**Work to complete:**
Say how many lines contain "vacío", using only the number.

Data records
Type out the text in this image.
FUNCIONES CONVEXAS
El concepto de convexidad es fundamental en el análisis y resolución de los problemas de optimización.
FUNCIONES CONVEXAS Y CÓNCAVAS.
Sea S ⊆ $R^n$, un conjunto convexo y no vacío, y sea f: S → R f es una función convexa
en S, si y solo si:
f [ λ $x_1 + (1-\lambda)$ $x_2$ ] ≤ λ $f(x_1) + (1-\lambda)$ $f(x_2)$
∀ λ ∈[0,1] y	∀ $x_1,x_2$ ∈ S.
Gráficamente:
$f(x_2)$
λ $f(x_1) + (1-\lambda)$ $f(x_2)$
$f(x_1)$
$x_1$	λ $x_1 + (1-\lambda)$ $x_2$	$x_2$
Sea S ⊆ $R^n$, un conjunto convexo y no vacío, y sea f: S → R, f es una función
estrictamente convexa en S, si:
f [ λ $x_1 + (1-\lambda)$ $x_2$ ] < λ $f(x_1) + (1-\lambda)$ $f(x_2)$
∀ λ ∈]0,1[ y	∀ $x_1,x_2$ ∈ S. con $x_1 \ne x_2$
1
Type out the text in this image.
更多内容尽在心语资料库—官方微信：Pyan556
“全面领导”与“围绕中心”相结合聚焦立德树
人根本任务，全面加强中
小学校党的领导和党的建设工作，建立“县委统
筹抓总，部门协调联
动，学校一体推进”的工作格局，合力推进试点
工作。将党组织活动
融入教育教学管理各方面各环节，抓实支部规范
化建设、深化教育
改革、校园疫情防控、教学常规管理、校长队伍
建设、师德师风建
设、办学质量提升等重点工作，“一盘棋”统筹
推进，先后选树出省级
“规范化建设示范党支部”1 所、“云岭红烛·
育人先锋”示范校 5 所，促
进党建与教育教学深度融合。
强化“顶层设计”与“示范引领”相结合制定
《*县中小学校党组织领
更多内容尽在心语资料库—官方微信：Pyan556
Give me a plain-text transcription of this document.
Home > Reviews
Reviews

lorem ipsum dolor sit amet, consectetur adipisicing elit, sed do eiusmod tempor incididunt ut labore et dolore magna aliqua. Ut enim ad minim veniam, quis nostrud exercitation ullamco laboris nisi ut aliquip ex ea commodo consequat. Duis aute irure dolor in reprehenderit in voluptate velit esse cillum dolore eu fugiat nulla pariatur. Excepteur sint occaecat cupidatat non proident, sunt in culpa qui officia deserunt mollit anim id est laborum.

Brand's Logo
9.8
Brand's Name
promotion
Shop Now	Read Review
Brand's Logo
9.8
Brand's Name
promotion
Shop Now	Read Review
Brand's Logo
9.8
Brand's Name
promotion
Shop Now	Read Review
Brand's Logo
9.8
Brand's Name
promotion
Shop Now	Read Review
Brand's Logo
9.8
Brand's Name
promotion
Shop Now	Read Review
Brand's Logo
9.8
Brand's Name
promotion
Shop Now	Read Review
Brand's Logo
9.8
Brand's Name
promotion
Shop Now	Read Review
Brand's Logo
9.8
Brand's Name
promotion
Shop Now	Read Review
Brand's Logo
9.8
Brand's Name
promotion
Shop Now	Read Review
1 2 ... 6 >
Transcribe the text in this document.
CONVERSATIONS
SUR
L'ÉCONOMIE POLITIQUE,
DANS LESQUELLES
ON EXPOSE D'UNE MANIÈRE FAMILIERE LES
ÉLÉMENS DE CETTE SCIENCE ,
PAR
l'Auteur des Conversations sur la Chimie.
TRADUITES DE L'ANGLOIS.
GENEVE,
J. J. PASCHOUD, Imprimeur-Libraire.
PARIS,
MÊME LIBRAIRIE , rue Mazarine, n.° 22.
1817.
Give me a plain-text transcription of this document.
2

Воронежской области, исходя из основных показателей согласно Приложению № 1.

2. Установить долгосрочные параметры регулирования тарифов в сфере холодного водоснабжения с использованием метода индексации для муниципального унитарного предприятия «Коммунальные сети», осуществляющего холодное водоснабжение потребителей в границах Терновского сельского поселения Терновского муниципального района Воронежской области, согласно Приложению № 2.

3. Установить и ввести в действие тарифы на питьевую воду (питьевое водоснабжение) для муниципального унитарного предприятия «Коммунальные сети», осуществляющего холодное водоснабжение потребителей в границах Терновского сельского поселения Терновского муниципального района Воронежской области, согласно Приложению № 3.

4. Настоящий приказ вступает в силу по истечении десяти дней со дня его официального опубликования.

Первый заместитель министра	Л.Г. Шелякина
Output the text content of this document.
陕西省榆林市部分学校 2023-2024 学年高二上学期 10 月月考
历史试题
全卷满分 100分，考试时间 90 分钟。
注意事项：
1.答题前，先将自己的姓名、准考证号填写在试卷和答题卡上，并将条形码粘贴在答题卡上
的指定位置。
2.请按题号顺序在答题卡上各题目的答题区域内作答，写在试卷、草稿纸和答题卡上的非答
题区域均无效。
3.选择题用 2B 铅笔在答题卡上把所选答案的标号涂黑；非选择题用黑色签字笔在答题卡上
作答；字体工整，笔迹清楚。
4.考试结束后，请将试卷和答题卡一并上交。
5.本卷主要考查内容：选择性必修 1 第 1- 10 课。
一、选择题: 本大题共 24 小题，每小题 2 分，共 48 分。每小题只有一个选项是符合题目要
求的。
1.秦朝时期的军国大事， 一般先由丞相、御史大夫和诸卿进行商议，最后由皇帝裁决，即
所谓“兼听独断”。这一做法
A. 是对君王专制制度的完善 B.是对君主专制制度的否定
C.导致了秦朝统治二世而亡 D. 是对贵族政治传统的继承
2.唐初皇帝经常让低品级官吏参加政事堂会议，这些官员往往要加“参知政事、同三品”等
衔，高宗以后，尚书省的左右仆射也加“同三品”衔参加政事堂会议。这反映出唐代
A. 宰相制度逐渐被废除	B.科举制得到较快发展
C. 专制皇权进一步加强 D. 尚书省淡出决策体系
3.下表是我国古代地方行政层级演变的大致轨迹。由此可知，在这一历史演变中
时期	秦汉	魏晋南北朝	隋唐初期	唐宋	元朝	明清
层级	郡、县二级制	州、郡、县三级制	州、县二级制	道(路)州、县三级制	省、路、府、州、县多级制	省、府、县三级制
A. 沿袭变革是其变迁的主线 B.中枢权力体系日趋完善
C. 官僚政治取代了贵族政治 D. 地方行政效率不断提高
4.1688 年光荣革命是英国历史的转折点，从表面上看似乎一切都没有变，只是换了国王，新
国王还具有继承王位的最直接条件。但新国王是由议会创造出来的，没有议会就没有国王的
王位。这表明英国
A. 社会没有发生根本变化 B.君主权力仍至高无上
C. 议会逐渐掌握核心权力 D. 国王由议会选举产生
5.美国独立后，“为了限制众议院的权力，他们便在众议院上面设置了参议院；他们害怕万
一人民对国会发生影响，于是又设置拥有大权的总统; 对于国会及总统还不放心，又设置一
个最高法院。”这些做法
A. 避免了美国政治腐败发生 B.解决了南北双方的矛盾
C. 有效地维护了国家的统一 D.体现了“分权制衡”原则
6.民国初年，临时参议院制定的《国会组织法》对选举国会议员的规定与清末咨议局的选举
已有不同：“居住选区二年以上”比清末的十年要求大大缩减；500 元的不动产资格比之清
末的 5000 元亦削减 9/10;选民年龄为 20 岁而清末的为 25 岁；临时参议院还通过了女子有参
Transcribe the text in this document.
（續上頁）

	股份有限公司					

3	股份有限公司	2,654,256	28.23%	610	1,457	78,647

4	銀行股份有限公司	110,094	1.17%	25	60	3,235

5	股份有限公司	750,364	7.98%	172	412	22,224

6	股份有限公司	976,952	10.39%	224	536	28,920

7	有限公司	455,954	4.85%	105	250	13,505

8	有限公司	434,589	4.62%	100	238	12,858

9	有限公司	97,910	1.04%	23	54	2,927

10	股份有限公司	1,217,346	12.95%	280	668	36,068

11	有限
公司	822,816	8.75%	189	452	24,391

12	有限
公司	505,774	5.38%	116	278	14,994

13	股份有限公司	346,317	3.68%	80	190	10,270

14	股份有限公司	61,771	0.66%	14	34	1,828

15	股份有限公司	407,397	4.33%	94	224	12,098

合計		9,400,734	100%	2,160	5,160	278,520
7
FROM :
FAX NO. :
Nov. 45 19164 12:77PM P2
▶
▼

**Completed task:**
2